(What to do): Look for the string "with" and copy every line that has it.

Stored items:
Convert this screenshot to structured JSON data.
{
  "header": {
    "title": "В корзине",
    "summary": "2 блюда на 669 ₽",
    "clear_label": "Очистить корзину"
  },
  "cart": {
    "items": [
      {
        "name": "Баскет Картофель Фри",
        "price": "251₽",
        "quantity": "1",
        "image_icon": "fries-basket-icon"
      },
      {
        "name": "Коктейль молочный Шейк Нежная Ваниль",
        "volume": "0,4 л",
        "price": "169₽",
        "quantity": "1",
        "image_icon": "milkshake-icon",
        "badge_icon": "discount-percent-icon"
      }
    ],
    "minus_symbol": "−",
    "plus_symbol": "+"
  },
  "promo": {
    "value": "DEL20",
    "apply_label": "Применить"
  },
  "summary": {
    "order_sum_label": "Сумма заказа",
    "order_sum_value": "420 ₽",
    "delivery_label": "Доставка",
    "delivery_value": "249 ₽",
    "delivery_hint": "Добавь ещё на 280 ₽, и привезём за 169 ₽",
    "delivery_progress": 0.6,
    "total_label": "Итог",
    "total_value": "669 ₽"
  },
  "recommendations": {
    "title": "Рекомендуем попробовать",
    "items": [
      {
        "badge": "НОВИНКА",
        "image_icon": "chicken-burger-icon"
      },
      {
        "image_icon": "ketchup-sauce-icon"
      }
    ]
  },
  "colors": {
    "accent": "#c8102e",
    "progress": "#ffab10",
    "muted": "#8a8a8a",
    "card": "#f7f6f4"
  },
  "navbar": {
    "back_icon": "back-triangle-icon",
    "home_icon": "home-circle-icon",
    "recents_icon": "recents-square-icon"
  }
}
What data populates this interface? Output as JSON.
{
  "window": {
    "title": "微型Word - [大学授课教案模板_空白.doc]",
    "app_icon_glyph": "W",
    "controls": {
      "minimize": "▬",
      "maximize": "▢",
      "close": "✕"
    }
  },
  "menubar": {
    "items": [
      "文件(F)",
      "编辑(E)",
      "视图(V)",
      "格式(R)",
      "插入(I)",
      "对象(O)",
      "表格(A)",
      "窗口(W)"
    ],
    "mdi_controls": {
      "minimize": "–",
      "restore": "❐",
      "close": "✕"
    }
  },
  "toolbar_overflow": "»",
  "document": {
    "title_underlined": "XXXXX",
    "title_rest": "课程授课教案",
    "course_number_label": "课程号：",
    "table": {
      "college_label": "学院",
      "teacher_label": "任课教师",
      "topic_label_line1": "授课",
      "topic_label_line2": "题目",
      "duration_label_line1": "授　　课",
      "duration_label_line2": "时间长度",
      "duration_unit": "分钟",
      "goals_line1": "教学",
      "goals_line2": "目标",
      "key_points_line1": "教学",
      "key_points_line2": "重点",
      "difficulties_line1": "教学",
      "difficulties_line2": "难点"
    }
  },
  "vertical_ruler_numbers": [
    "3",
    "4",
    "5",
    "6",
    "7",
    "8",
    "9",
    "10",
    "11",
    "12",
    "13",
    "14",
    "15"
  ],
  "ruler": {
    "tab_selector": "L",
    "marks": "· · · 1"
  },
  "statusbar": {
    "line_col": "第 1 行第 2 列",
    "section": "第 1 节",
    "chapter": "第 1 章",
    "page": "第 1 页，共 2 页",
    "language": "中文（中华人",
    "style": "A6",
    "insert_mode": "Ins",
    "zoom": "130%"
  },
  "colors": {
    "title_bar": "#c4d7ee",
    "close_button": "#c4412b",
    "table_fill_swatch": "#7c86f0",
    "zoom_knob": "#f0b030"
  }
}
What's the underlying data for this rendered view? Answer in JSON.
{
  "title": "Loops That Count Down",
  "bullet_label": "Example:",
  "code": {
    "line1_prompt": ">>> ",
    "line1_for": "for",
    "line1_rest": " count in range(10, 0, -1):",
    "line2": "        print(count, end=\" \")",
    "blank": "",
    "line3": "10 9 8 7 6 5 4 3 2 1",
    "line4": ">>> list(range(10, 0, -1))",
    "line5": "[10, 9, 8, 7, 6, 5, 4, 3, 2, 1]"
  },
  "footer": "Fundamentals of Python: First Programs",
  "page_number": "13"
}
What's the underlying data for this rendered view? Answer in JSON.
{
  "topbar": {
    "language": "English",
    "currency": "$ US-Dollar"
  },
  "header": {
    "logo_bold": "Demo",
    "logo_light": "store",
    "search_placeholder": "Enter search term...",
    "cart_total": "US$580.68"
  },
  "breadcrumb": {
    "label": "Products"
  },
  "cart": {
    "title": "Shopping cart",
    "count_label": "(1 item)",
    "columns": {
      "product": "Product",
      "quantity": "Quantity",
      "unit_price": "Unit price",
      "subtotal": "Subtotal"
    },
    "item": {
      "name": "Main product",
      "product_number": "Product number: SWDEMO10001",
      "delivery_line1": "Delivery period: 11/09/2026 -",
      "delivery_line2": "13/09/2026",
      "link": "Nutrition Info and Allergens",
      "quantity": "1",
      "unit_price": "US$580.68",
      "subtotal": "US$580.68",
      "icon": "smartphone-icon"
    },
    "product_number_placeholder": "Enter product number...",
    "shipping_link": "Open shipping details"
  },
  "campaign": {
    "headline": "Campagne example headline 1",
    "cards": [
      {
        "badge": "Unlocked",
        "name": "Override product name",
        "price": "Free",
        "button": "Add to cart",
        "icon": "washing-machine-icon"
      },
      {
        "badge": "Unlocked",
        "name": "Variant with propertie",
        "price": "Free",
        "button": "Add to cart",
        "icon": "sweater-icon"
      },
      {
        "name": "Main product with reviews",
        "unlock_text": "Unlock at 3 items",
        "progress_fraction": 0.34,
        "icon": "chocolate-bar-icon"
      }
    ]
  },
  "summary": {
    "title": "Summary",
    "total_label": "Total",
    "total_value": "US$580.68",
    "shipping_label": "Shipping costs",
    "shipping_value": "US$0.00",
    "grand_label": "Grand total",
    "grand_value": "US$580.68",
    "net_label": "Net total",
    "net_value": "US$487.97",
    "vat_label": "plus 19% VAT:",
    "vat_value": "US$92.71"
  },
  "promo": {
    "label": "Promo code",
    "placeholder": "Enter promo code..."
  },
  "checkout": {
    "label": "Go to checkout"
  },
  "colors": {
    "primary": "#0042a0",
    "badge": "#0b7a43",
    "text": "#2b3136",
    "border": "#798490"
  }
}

(Solution):
        "name": "Variant with propertie",
        "name": "Main product with reviews",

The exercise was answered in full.